*The input*:
_ _ _ _

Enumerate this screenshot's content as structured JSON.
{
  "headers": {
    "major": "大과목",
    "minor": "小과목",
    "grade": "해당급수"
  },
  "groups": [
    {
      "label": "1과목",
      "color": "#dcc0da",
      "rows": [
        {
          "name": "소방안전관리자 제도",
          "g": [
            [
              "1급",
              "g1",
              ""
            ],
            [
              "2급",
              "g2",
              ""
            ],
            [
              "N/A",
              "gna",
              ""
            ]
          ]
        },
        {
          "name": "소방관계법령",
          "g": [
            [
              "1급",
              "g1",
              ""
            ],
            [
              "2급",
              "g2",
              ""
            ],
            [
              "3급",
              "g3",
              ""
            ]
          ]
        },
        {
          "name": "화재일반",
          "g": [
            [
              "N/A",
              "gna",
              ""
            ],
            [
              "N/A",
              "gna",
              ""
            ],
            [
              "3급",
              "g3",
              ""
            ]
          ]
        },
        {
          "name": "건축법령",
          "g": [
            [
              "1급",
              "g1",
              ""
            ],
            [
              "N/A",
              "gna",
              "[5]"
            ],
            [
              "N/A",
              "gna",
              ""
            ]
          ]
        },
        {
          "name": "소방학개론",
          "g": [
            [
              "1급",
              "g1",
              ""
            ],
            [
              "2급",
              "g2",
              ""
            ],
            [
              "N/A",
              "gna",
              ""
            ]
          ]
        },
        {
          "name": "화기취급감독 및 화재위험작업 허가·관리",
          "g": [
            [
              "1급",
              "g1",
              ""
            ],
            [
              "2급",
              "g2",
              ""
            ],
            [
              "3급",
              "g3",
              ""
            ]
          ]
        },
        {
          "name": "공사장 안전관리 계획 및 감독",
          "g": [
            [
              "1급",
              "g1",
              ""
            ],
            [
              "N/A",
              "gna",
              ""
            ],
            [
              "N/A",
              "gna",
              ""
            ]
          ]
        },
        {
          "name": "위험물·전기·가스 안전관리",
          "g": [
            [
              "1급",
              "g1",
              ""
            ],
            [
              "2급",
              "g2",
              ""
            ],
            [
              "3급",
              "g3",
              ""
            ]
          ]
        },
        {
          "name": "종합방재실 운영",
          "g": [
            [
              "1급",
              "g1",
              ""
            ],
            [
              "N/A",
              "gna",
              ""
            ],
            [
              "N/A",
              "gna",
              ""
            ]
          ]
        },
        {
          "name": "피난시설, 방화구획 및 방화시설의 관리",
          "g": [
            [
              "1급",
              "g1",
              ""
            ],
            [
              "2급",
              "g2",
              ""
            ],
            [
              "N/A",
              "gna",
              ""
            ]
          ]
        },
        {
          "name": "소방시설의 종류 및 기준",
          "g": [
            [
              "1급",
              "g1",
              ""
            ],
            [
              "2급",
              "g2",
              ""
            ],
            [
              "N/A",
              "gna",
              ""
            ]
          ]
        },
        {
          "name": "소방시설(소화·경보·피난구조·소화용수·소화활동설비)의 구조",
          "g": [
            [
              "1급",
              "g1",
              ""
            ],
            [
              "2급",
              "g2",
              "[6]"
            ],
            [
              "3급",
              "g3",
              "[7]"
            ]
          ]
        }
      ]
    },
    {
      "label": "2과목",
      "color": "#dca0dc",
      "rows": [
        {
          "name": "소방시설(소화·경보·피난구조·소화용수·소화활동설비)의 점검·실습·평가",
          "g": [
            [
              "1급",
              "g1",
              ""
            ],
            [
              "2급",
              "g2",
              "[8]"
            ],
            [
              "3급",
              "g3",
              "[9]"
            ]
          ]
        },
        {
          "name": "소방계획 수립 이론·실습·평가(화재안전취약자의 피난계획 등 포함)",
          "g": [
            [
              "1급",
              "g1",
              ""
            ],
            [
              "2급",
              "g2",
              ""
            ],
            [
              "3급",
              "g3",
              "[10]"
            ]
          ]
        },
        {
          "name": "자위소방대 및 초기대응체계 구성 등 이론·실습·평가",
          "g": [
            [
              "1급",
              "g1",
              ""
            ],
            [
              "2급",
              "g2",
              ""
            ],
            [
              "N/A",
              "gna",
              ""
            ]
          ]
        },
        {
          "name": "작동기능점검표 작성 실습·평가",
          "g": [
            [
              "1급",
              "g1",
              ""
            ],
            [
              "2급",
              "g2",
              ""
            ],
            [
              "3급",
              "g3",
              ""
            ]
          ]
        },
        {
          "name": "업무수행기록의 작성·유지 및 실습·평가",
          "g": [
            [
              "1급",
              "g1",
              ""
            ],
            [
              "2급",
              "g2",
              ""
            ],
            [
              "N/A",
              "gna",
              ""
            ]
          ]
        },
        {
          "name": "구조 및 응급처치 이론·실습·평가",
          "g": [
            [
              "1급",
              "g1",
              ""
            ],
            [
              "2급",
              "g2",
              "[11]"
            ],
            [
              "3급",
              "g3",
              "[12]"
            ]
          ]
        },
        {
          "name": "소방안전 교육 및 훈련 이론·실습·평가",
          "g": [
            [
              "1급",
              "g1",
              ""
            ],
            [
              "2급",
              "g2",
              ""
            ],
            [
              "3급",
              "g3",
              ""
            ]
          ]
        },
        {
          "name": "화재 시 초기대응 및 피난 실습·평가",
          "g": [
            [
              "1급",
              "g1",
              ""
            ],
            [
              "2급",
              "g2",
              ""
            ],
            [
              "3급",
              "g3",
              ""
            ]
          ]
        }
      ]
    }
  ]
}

_ _ _ _

*Required task*:
Above are the records; copy all of them exactly.

*Solution for this task*:
Enumerate this screenshot's content as structured JSON.
{
  "headers": {
    "major": "大과목",
    "minor": "小과목",
    "grade": "해당급수"
  },
  "groups": [
    {
      "label": "1과목",
      "color": "#dcc0da",
      "rows": [
        {
          "name": "소방안전관리자 제도",
          "g": [
            [
              "1급",
              "g1",
              ""
            ],
            [
              "2급",
              "g2",
              ""
            ],
            [
              "N/A",
              "gna",
              ""
            ]
          ]
        },
        {
          "name": "소방관계법령",
          "g": [
            [
              "1급",
              "g1",
              ""
            ],
            [
              "2급",
              "g2",
              ""
            ],
            [
              "3급",
              "g3",
              ""
            ]
          ]
        },
        {
          "name": "화재일반",
          "g": [
            [
              "N/A",
              "gna",
              ""
            ],
            [
              "N/A",
              "gna",
              ""
            ],
            [
              "3급",
              "g3",
              ""
            ]
          ]
        },
        {
          "name": "건축법령",
          "g": [
            [
              "1급",
              "g1",
              ""
            ],
            [
              "N/A",
              "gna",
              "[5]"
            ],
            [
              "N/A",
              "gna",
              ""
            ]
          ]
        },
        {
          "name": "소방학개론",
          "g": [
            [
              "1급",
              "g1",
              ""
            ],
            [
              "2급",
              "g2",
              ""
            ],
            [
              "N/A",
              "gna",
              ""
            ]
          ]
        },
        {
          "name": "화기취급감독 및 화재위험작업 허가·관리",
          "g": [
            [
              "1급",
              "g1",
              ""
            ],
            [
              "2급",
              "g2",
              ""
            ],
            [
              "3급",
              "g3",
              ""
            ]
          ]
        },
        {
          "name": "공사장 안전관리 계획 및 감독",
          "g": [
            [
              "1급",
              "g1",
              ""
            ],
            [
              "N/A",
              "gna",
              ""
            ],
            [
              "N/A",
              "gna",
              ""
            ]
          ]
        },
        {
          "name": "위험물·전기·가스 안전관리",
          "g": [
            [
              "1급",
              "g1",
              ""
            ],
            [
              "2급",
              "g2",
              ""
            ],
            [
              "3급",
              "g3",
              ""
            ]
          ]
        },
        {
          "name": "종합방재실 운영",
          "g": [
            [
              "1급",
              "g1",
              ""
            ],
            [
              "N/A",
              "gna",
              ""
            ],
            [
              "N/A",
              "gna",
              ""
            ]
          ]
        },
        {
          "name": "피난시설, 방화구획 및 방화시설의 관리",
          "g": [
            [
              "1급",
              "g1",
              ""
            ],
            [
              "2급",
              "g2",
              ""
            ],
            [
              "N/A",
              "gna",
              ""
            ]
          ]
        },
        {
          "name": "소방시설의 종류 및 기준",
          "g": [
            [
              "1급",
              "g1",
              ""
            ],
            [
              "2급",
              "g2",
              ""
            ],
            [
              "N/A",
              "gna",
              ""
            ]
          ]
        },
        {
          "name": "소방시설(소화·경보·피난구조·소화용수·소화활동설비)의 구조",
          "g": [
            [
              "1급",
              "g1",
              ""
            ],
            [
              "2급",
              "g2",
              "[6]"
            ],
            [
              "3급",
              "g3",
              "[7]"
            ]
          ]
        }
      ]
    },
    {
      "label": "2과목",
      "color": "#dca0dc",
      "rows": [
        {
          "name": "소방시설(소화·경보·피난구조·소화용수·소화활동설비)의 점검·실습·평가",
          "g": [
            [
              "1급",
              "g1",
              ""
            ],
            [
              "2급",
              "g2",
              "[8]"
            ],
            [
              "3급",
              "g3",
              "[9]"
            ]
          ]
        },
        {
          "name": "소방계획 수립 이론·실습·평가(화재안전취약자의 피난계획 등 포함)",
          "g": [
            [
              "1급",
              "g1",
              ""
            ],
            [
              "2급",
              "g2",
              ""
            ],
            [
              "3급",
              "g3",
              "[10]"
            ]
          ]
        },
        {
          "name": "자위소방대 및 초기대응체계 구성 등 이론·실습·평가",
          "g": [
            [
              "1급",
              "g1",
              ""
            ],
            [
              "2급",
              "g2",
              ""
            ],
            [
              "N/A",
              "gna",
              ""
            ]
          ]
        },
        {
          "name": "작동기능점검표 작성 실습·평가",
          "g": [
            [
              "1급",
              "g1",
              ""
            ],
            [
              "2급",
              "g2",
              ""
            ],
            [
              "3급",
              "g3",
              ""
            ]
          ]
        },
        {
          "name": "업무수행기록의 작성·유지 및 실습·평가",
          "g": [
            [
              "1급",
              "g1",
              ""
            ],
            [
              "2급",
              "g2",
              ""
            ],
            [
              "N/A",
              "gna",
              ""
            ]
          ]
        },
        {
          "name": "구조 및 응급처치 이론·실습·평가",
          "g": [
            [
              "1급",
              "g1",
              ""
            ],
            [
              "2급",
              "g2",
              "[11]"
            ],
            [
              "3급",
              "g3",
              "[12]"
            ]
          ]
        },
        {
          "name": "소방안전 교육 및 훈련 이론·실습·평가",
          "g": [
            [
              "1급",
              "g1",
              ""
            ],
            [
              "2급",
              "g2",
              ""
            ],
            [
              "3급",
              "g3",
              ""
            ]
          ]
        },
        {
          "name": "화재 시 초기대응 및 피난 실습·평가",
          "g": [
            [
              "1급",
              "g1",
              ""
            ],
            [
              "2급",
              "g2",
              ""
            ],
            [
              "3급",
              "g3",
              ""
            ]
          ]
        }
      ]
    }
  ]
}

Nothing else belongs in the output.